◆ Objective: Lay out the lines from the one containing "x-tick-label: 450 (228, 375, 241, 383)" through the one containing "r-tick-label: 1.0 (707, 921, 718, 929)", inclusive, as a numbered list with blank lines omitted.

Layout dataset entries
----------

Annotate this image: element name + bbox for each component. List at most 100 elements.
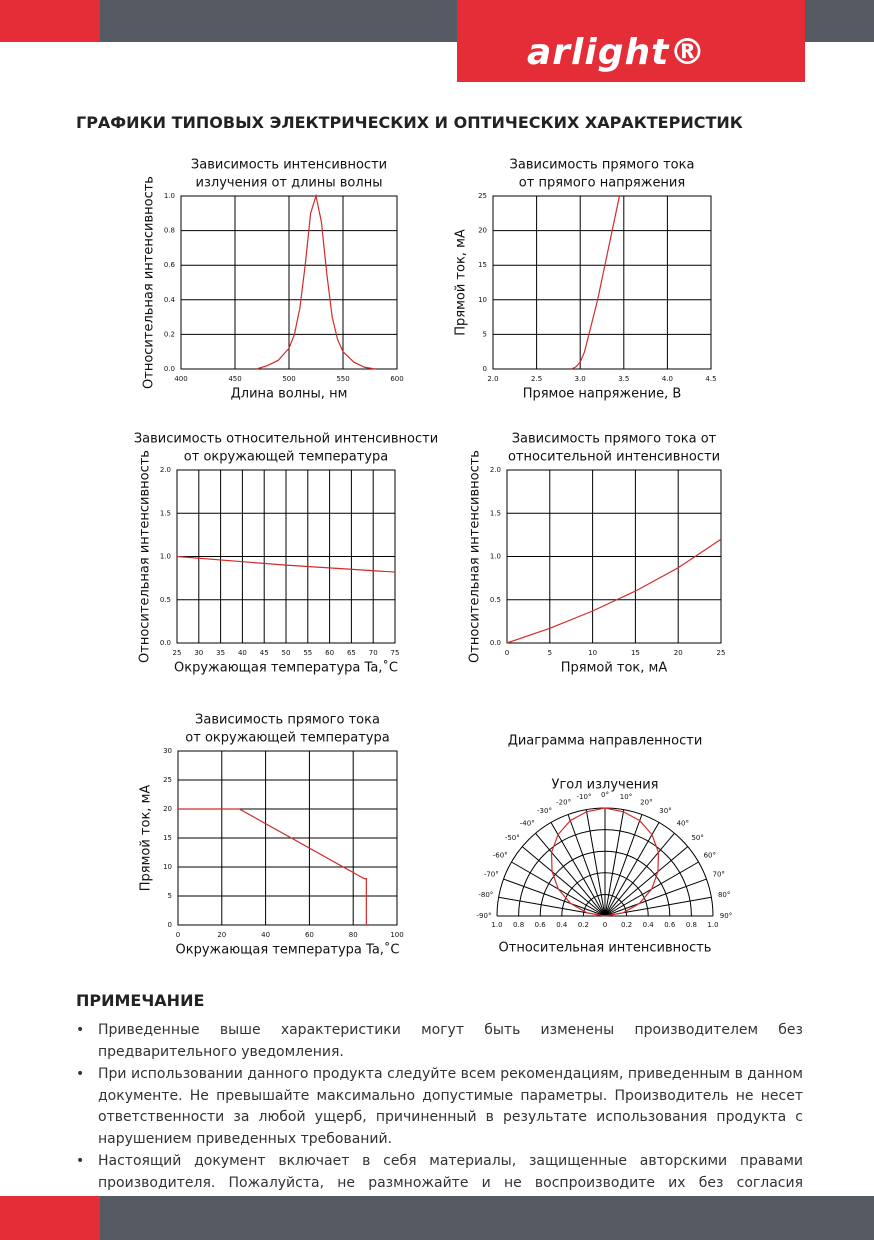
x-tick-label: 450 (228, 375, 241, 383)
x-tick-label: 60 (325, 649, 334, 657)
x-tick-label: 60 (305, 931, 314, 939)
y-tick-label: 0.2 (164, 330, 175, 338)
x-tick-label: 45 (260, 649, 269, 657)
grid-spoke (567, 814, 606, 917)
r-tick-label: 0.6 (664, 921, 676, 929)
theta-tick-label: -40° (520, 819, 535, 827)
chart-subtitle: Угол излучения (552, 778, 659, 793)
r-tick-label: 0.4 (643, 921, 655, 929)
y-tick-label: 25 (478, 192, 487, 200)
y-tick-label: 0.0 (160, 639, 171, 647)
x-tick-label: 500 (282, 375, 295, 383)
data-line (256, 193, 376, 370)
y-tick-label: 10 (478, 296, 487, 304)
chart-title: Зависимость прямого тока (510, 158, 695, 173)
x-tick-label: 400 (174, 375, 187, 383)
x-tick-label: 65 (347, 649, 356, 657)
x-tick-label: 550 (336, 375, 349, 383)
x-tick-label: 10 (588, 649, 597, 657)
theta-tick-label: -60° (493, 852, 508, 860)
r-tick-label: 0.2 (621, 921, 632, 929)
chart-title: от окружающей температура (184, 450, 388, 465)
r-tick-label: 0.8 (686, 921, 697, 929)
y-tick-label: 5 (483, 330, 487, 338)
chart-title: от окружающей температура (185, 731, 389, 746)
x-tick-label: 75 (391, 649, 400, 657)
y-axis-label: Прямой ток, мА (454, 229, 469, 336)
top-red-block (0, 0, 100, 42)
y-axis-label: Прямой ток, мА (139, 785, 154, 892)
chart-title: Диаграмма направленности (508, 734, 703, 749)
bottom-bar (0, 1196, 874, 1240)
y-tick-label: 1.0 (164, 192, 175, 200)
r-tick-label: 0.4 (556, 921, 568, 929)
note-item: Приведенные выше характеристики могут бы… (76, 1020, 803, 1063)
data-line (178, 808, 367, 925)
grid-spoke (604, 809, 625, 917)
notes-title: ПРИМЕЧАНИЕ (76, 991, 205, 1010)
y-tick-label: 0.0 (490, 639, 501, 647)
notes-list: Приведенные выше характеристики могут бы… (76, 1020, 803, 1217)
x-tick-label: 600 (390, 375, 403, 383)
x-tick-label: 20 (217, 931, 226, 939)
note-item: При использовании данного продукта следу… (76, 1064, 803, 1150)
plot-frame (492, 195, 712, 370)
logo-block: arlight® (457, 0, 805, 82)
x-tick-label: 0 (176, 931, 180, 939)
y-tick-label: 1.5 (490, 509, 501, 517)
y-tick-label: 15 (478, 261, 487, 269)
x-tick-label: 15 (631, 649, 640, 657)
r-tick-label: 1.0 (707, 921, 718, 929)
grid-spoke (550, 822, 606, 917)
x-axis-label: Окружающая температура Ta,˚C (176, 942, 400, 958)
data-line (506, 538, 722, 644)
y-tick-label: 0.4 (164, 296, 176, 304)
x-tick-label: 55 (303, 649, 312, 657)
x-tick-label: 40 (238, 649, 247, 657)
x-tick-label: 70 (369, 649, 378, 657)
x-tick-label: 3.5 (618, 375, 629, 383)
y-tick-label: 5 (168, 892, 172, 900)
theta-tick-label: 30° (659, 807, 671, 815)
x-tick-label: 4.0 (662, 375, 673, 383)
x-tick-label: 35 (216, 649, 225, 657)
y-tick-label: 0 (483, 365, 487, 373)
x-tick-label: 25 (717, 649, 726, 657)
theta-tick-label: 20° (640, 798, 652, 806)
chart-title: Зависимость прямого тока от (512, 432, 717, 447)
plot-frame (177, 750, 398, 926)
grid-spoke (604, 846, 689, 917)
y-tick-label: 10 (163, 863, 172, 871)
x-tick-label: 50 (282, 649, 291, 657)
x-axis-label: Относительная интенсивность (499, 941, 712, 956)
x-tick-label: 2.5 (531, 375, 542, 383)
data-line (571, 195, 621, 370)
x-axis-label: Окружающая температура Ta,˚C (174, 660, 398, 676)
y-tick-label: 2.0 (160, 466, 171, 474)
data-line (550, 807, 660, 917)
y-tick-label: 0.5 (490, 596, 501, 604)
theta-tick-label: 90° (720, 912, 732, 920)
y-tick-label: 1.0 (160, 553, 171, 561)
y-tick-label: 0.5 (160, 596, 171, 604)
theta-tick-label: 80° (718, 891, 730, 899)
section-title: ГРАФИКИ ТИПОВЫХ ЭЛЕКТРИЧЕСКИХ И ОПТИЧЕСК… (76, 113, 743, 132)
y-axis-label: Относительная интенсивность (142, 176, 157, 389)
r-tick-label: 0.6 (535, 921, 547, 929)
theta-tick-label: -70° (484, 871, 499, 879)
y-tick-label: 15 (163, 834, 172, 842)
theta-tick-label: -50° (505, 834, 520, 842)
chart-title: Зависимость интенсивности (191, 158, 387, 173)
y-tick-label: 0.8 (164, 227, 175, 235)
x-tick-label: 40 (261, 931, 270, 939)
theta-tick-label: -30° (537, 807, 552, 815)
x-axis-label: Длина волны, нм (231, 387, 348, 402)
y-tick-label: 20 (163, 805, 172, 813)
x-tick-label: 0 (505, 649, 509, 657)
x-tick-label: 25 (173, 649, 182, 657)
r-tick-label: 0.2 (578, 921, 589, 929)
y-tick-label: 0 (168, 921, 172, 929)
y-tick-label: 20 (478, 227, 487, 235)
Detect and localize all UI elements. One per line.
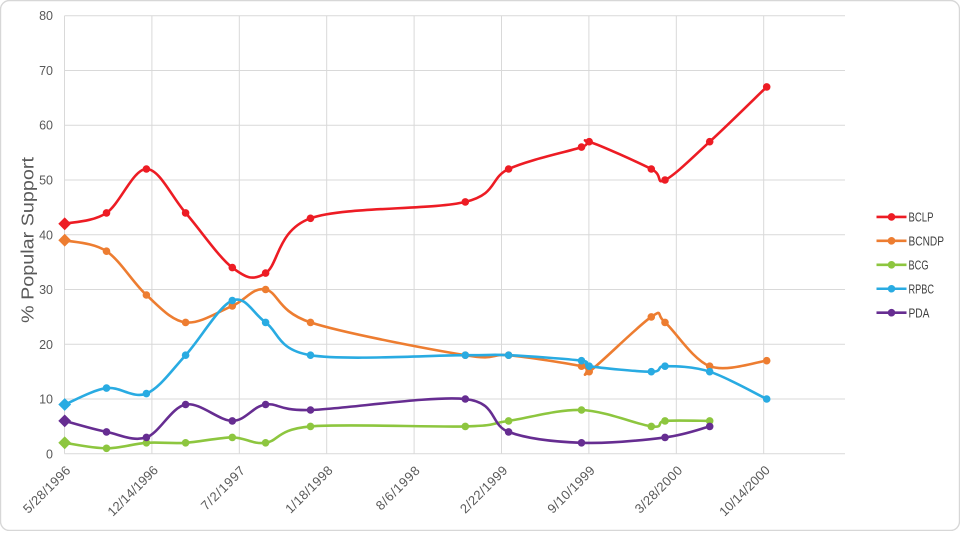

----------

◆ Finished task:
1. x-tick-label: 450 (228, 375, 241, 383)
2. x-tick-label: 60 (325, 649, 334, 657)
3. x-tick-label: 60 (305, 931, 314, 939)
4. y-tick-label: 0.2 (164, 330, 175, 338)
5. x-tick-label: 45 (260, 649, 269, 657)
6. grid-spoke (567, 814, 606, 917)
7. r-tick-label: 0.6 (664, 921, 676, 929)
8. theta-tick-label: -40° (520, 819, 535, 827)
9. chart-subtitle: Угол излучения (552, 778, 659, 793)
10. r-tick-label: 0.4 (643, 921, 655, 929)
11. y-tick-label: 25 (478, 192, 487, 200)
12. y-tick-label: 0.0 (160, 639, 171, 647)
13. x-tick-label: 500 (282, 375, 295, 383)
14. data-line (256, 193, 376, 370)
15. y-tick-label: 10 (478, 296, 487, 304)
16. chart-title: Зависимость прямого тока (510, 158, 695, 173)
17. x-tick-label: 400 (174, 375, 187, 383)
18. x-tick-label: 65 (347, 649, 356, 657)
19. x-tick-label: 550 (336, 375, 349, 383)
20. x-tick-label: 10 (588, 649, 597, 657)
21. theta-tick-label: -60° (493, 852, 508, 860)
22. r-tick-label: 0.2 (621, 921, 632, 929)
23. chart-title: от окружающей температура (184, 450, 388, 465)
24. r-tick-label: 0.8 (686, 921, 697, 929)
25. y-tick-label: 5 (483, 330, 487, 338)
26. chart-title: от окружающей температура (185, 731, 389, 746)
27. x-tick-label: 75 (391, 649, 400, 657)
28. y-axis-label: Прямой ток, мА (454, 229, 469, 336)
29. top-red-block (0, 0, 100, 42)
30. y-axis-label: Прямой ток, мА (139, 785, 154, 892)
31. chart-title: Диаграмма направленности (508, 734, 703, 749)
32. bottom-bar (0, 1196, 874, 1240)
33. y-tick-label: 1.0 (164, 192, 175, 200)
34. r-tick-label: 0.4 (556, 921, 568, 929)
35. note-item: Приведенные выше характеристики могут бы… (76, 1020, 803, 1063)
36. data-line (178, 808, 367, 925)
37. grid-spoke (604, 809, 625, 917)
38. notes-title: ПРИМЕЧАНИЕ (76, 991, 205, 1010)
39. y-tick-label: 0.0 (490, 639, 501, 647)
40. notes-list: Приведенные выше характеристики могут бы… (76, 1020, 803, 1217)
41. x-tick-label: 600 (390, 375, 403, 383)
42. x-tick-label: 20 (217, 931, 226, 939)
43. note-item: При использовании данного продукта следу… (76, 1064, 803, 1150)
44. plot-frame (492, 195, 712, 370)
45. logo-block: arlight® (457, 0, 805, 82)
46. x-tick-label: 0 (176, 931, 180, 939)
47. y-tick-label: 1.5 (490, 509, 501, 517)
48. y-tick-label: 15 (478, 261, 487, 269)
49. x-tick-label: 15 (631, 649, 640, 657)
50. r-tick-label: 1.0 (707, 921, 718, 929)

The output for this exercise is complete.